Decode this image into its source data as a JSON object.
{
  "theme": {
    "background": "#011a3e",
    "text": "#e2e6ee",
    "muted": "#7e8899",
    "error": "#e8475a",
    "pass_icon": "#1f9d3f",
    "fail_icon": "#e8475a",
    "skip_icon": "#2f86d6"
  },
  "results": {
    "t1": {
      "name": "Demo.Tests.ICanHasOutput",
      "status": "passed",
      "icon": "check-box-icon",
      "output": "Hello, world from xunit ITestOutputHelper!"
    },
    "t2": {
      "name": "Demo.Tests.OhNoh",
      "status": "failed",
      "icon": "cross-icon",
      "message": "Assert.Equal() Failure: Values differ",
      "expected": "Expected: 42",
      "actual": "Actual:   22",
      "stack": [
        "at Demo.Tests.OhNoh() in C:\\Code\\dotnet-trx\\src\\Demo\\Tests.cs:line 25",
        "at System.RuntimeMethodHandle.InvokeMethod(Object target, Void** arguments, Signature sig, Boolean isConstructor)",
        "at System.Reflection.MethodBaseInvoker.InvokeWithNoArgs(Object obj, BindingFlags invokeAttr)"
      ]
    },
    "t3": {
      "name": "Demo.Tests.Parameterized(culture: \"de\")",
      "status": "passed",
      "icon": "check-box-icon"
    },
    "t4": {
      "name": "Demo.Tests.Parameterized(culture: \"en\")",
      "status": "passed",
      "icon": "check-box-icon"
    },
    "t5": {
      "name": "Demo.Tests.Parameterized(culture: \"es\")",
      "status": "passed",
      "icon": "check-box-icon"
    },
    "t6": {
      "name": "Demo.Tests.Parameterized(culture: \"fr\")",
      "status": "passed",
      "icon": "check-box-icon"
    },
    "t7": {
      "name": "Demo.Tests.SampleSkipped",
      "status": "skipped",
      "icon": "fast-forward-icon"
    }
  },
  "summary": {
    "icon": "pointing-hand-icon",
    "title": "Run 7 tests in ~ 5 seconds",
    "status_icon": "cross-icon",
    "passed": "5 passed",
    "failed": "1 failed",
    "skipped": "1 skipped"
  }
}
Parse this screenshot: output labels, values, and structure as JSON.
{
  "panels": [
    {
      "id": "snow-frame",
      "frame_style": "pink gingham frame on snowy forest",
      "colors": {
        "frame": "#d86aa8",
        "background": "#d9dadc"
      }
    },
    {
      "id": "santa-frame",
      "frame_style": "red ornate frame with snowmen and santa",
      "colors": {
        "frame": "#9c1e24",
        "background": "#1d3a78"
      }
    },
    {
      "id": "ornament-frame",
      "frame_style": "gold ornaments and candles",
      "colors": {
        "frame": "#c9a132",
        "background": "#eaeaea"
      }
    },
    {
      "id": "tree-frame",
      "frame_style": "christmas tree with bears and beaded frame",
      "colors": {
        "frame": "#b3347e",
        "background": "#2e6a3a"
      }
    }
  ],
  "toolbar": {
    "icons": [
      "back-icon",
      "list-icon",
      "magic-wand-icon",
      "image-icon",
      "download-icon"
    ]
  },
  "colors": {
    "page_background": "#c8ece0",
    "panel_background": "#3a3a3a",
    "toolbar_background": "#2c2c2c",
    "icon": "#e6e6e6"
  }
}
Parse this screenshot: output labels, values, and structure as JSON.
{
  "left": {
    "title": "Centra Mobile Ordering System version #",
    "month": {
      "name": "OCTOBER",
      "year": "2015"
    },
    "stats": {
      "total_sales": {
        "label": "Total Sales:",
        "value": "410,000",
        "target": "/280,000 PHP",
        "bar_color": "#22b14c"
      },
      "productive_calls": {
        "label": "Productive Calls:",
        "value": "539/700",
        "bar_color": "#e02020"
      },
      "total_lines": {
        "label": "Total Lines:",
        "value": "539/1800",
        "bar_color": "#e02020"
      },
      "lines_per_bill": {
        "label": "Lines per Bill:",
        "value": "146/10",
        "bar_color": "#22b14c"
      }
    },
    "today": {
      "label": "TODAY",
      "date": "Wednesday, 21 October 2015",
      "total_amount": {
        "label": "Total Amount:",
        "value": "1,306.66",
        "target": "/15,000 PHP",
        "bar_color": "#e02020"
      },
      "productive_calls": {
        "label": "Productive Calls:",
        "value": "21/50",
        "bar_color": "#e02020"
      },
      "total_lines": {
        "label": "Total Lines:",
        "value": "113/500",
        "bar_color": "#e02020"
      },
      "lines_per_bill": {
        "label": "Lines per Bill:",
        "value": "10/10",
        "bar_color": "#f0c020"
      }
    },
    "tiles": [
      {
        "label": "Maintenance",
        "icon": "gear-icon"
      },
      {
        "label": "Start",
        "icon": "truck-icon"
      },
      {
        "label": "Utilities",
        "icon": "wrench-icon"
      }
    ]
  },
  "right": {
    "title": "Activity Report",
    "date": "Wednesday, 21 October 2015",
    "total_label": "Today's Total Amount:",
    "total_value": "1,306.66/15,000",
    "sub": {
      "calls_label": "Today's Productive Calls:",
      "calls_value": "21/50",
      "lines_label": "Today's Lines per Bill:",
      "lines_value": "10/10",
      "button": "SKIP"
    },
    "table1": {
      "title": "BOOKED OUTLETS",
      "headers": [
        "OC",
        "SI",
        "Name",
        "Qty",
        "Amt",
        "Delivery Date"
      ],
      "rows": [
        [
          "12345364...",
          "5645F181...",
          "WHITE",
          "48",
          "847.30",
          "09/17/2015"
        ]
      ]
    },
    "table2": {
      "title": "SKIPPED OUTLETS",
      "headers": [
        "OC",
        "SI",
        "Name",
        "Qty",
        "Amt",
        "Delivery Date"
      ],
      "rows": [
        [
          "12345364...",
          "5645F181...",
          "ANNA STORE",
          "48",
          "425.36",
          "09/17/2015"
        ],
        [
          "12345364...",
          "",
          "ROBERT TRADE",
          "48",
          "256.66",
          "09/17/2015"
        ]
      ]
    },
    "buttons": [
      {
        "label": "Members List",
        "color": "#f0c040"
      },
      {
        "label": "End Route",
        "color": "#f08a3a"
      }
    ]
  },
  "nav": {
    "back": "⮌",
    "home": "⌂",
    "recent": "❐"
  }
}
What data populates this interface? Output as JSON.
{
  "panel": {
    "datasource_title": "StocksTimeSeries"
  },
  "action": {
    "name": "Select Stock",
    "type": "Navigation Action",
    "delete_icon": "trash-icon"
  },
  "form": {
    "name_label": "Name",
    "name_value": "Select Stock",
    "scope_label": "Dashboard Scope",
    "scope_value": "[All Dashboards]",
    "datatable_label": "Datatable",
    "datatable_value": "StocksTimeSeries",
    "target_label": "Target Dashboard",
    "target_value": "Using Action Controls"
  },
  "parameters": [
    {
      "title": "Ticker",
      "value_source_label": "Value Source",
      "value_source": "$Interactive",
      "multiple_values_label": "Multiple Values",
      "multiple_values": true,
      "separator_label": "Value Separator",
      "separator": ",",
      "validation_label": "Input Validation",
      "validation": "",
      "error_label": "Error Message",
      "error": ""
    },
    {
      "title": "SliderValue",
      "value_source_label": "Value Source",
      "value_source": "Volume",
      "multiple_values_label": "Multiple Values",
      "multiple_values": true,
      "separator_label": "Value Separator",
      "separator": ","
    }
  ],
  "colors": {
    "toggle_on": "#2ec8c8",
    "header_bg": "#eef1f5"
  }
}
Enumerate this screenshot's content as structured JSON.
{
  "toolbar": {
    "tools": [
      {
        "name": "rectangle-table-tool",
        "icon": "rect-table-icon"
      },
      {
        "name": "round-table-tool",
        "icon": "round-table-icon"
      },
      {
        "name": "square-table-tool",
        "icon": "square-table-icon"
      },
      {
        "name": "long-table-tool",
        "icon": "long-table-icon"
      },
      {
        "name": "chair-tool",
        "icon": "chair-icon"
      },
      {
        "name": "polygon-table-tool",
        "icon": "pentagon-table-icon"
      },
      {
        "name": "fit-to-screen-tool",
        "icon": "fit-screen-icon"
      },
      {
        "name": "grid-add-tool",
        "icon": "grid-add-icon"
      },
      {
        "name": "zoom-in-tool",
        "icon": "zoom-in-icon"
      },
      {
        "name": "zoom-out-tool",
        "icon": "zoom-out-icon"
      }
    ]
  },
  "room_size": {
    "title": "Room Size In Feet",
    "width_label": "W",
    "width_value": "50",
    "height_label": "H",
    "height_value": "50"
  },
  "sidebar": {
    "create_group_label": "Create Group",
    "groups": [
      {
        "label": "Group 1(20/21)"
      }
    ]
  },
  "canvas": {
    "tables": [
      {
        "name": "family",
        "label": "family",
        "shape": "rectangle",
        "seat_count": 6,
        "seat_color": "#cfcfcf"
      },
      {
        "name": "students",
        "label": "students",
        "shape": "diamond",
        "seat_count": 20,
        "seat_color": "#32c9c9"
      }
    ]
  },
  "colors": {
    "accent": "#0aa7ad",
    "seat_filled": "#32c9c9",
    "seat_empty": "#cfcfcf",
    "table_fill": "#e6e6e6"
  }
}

◇ ◇ ◇ ◇ ◇

• WHAT IS NEEDED:
Copy out every line that includes the word "OhNoh".

• REPLY:
      "name": "Demo.Tests.OhNoh",
        "at Demo.Tests.OhNoh() in C:\\Code\\dotnet-trx\\src\\Demo\\Tests.cs:line 25",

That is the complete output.